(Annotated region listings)
-- start --
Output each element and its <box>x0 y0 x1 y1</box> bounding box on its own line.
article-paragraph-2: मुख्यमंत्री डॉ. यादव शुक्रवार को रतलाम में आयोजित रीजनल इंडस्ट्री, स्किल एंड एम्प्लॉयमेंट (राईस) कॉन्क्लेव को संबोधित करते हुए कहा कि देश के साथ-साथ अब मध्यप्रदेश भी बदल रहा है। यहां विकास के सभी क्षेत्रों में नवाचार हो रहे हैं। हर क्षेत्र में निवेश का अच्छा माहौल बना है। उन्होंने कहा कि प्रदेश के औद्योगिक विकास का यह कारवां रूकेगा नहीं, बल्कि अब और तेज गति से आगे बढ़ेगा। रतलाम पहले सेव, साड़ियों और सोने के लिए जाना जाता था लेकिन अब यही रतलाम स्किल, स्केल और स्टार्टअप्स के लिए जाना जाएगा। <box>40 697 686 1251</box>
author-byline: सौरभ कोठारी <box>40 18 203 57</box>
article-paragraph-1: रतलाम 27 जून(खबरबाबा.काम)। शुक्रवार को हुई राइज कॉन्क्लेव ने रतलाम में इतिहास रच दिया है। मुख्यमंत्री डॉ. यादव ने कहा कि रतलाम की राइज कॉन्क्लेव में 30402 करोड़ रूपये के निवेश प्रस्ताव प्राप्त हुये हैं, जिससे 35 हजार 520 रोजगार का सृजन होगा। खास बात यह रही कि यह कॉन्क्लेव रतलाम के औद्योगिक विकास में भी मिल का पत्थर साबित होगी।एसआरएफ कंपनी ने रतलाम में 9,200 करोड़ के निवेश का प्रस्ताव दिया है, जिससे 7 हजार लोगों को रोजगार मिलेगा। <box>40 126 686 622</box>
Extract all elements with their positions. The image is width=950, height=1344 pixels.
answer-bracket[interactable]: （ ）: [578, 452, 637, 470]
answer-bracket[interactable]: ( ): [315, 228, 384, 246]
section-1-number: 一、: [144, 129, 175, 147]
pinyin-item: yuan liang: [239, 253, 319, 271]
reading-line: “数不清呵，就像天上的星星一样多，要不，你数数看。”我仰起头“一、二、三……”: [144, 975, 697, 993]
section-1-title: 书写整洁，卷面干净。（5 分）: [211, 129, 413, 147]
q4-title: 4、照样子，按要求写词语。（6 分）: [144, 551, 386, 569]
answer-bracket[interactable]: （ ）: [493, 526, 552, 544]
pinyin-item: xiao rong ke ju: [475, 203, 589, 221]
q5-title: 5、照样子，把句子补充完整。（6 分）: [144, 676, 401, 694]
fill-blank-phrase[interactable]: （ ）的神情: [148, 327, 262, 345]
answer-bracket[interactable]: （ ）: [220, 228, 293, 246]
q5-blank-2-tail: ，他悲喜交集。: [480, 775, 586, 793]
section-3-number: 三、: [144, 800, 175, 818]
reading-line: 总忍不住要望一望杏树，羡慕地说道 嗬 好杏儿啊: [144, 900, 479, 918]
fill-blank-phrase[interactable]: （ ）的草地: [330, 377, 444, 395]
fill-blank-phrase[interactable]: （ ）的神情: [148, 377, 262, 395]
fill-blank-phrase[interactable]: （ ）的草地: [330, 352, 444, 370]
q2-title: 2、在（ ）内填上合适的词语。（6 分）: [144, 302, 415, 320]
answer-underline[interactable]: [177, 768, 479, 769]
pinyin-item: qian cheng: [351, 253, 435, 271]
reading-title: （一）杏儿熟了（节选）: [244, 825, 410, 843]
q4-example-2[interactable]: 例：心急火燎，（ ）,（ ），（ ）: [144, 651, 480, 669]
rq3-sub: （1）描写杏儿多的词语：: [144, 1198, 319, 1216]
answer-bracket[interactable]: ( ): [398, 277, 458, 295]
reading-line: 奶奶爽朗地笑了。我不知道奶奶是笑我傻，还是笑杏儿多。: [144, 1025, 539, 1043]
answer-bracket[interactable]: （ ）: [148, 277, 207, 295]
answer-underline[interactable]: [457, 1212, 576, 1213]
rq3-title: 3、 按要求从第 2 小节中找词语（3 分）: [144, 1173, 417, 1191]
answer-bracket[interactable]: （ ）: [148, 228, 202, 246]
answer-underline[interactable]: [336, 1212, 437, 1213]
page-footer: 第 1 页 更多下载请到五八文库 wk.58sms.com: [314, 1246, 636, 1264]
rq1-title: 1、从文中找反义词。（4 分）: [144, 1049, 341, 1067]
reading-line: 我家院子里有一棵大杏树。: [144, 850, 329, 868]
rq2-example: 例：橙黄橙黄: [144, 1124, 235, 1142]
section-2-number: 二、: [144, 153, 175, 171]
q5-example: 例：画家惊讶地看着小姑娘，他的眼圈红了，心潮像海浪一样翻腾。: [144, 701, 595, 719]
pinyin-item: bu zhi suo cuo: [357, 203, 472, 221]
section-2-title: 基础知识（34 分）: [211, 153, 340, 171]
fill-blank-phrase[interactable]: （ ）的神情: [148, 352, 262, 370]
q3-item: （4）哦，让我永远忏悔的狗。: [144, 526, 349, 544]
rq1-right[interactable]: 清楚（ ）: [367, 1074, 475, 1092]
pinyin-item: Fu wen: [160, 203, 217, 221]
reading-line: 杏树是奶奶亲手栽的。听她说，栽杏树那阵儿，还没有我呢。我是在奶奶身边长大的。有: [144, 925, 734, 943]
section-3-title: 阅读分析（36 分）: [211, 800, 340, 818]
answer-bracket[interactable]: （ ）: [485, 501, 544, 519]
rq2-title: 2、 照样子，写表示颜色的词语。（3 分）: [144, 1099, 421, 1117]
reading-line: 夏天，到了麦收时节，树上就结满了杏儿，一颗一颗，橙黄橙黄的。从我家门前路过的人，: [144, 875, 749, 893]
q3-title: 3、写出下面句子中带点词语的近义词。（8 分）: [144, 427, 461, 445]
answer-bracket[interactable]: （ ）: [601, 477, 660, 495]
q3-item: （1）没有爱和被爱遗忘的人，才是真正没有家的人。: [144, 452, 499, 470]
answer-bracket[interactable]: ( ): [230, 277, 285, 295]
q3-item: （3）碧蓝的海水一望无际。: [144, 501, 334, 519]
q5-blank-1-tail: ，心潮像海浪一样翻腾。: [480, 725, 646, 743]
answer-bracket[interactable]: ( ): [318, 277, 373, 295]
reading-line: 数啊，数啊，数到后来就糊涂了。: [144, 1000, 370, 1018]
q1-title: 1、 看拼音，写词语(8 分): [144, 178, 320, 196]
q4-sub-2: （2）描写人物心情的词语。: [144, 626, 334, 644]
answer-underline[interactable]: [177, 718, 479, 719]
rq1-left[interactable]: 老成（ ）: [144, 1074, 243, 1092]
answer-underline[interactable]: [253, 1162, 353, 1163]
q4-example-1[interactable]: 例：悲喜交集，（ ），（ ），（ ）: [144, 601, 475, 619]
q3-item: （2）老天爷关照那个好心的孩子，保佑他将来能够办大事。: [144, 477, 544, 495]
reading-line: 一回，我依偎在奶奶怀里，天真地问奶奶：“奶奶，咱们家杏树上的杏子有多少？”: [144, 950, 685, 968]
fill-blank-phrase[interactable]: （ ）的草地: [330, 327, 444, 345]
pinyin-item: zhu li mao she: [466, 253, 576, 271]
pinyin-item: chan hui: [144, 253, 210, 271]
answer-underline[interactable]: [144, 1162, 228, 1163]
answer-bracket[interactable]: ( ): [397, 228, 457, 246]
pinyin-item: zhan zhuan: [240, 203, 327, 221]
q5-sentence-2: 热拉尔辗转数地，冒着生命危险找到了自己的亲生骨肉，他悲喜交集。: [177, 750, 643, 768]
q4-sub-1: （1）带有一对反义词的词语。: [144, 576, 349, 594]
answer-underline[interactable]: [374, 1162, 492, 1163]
-- end --
■ Given exercise: How many lines in the entries above contain the string "phrase", with case counting? Reply with the number alone.

■ The reply: 6